Your objective: Check every line of the data below for the string "Buloz", and copy the ones that hold it.
● ● ● ● ●
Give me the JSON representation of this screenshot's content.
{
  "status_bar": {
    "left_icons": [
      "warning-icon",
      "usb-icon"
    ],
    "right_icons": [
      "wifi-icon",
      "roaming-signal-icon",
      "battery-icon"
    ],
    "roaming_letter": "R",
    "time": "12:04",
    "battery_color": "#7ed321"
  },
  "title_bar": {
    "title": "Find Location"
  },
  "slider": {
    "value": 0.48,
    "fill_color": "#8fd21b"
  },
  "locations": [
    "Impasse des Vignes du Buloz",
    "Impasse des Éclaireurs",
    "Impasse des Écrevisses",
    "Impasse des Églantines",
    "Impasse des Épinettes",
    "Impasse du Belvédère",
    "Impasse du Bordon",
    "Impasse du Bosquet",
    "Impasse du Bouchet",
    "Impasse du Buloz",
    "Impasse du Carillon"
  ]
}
● ● ● ● ●
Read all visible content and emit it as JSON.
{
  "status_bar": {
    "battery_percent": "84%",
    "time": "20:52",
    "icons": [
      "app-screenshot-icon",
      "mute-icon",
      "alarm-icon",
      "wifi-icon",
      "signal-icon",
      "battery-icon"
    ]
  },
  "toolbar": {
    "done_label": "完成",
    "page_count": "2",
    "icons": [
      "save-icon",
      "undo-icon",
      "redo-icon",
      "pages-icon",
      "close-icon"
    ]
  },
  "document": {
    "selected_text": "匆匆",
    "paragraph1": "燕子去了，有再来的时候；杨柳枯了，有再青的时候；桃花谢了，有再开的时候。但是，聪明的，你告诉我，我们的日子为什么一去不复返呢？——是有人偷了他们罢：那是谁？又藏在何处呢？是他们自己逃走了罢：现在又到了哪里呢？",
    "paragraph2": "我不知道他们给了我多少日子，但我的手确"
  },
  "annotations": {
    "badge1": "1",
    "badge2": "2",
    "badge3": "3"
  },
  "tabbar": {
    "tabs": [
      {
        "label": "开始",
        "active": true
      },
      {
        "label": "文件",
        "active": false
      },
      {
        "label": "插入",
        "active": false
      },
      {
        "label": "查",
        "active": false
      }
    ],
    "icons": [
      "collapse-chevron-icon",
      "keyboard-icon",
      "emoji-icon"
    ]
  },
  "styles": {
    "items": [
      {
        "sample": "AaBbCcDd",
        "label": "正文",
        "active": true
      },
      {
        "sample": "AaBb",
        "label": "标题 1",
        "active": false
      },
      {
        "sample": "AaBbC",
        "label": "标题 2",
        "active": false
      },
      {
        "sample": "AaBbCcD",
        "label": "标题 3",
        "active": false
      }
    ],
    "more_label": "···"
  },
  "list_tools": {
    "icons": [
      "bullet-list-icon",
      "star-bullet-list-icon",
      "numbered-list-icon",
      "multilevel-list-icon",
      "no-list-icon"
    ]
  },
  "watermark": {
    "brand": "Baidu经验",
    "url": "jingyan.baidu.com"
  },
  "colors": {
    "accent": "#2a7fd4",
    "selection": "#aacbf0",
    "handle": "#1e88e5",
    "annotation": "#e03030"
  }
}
● ● ● ● ●
Final result:
    "Impasse des Vignes du Buloz",
    "Impasse du Buloz",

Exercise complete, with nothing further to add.